▶ **TASK STATEMENT**: Only lines with the word "more" are needed; collect each of them from the listing below.

▶ **PROVIDED RECORDS**:
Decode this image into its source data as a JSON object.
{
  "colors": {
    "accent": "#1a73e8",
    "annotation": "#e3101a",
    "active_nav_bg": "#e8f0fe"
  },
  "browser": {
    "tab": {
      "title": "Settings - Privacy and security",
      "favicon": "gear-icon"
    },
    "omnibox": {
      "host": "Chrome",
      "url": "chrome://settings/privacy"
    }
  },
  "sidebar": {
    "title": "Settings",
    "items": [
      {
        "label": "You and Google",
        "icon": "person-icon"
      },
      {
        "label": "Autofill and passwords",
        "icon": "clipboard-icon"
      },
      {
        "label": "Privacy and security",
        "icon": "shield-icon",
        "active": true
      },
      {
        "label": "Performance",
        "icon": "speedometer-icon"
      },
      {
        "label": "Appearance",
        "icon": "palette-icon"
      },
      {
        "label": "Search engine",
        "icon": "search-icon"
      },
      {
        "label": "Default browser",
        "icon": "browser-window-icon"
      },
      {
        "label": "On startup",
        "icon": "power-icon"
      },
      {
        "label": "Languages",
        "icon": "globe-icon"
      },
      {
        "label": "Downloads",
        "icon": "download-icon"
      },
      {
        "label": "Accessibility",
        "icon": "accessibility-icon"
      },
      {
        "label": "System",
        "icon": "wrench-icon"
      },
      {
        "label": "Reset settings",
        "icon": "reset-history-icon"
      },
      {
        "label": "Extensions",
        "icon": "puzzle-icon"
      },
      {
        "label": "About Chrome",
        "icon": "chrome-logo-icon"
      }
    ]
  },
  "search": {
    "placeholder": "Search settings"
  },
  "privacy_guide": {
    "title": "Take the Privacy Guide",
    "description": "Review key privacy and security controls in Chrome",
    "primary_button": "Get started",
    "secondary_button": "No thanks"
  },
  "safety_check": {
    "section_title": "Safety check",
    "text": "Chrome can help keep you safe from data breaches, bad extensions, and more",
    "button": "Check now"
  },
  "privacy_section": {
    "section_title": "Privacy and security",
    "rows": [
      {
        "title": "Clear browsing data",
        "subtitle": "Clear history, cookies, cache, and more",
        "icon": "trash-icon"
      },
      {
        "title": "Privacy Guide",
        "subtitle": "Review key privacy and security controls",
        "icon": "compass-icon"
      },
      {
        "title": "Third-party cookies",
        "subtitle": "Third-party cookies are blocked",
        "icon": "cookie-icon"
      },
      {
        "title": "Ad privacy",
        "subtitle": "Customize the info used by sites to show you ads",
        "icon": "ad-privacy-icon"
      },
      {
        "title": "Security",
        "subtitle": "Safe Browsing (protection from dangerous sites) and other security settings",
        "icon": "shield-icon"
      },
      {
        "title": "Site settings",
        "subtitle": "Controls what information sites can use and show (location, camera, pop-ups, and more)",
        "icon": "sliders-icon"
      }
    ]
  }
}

▶ **WRITTEN ANSWER**:
    "text": "Chrome can help keep you safe from data breaches, bad extensions, and more",
        "subtitle": "Clear history, cookies, cache, and more",
        "subtitle": "Controls what information sites can use and show (location, camera, pop-ups, and more)",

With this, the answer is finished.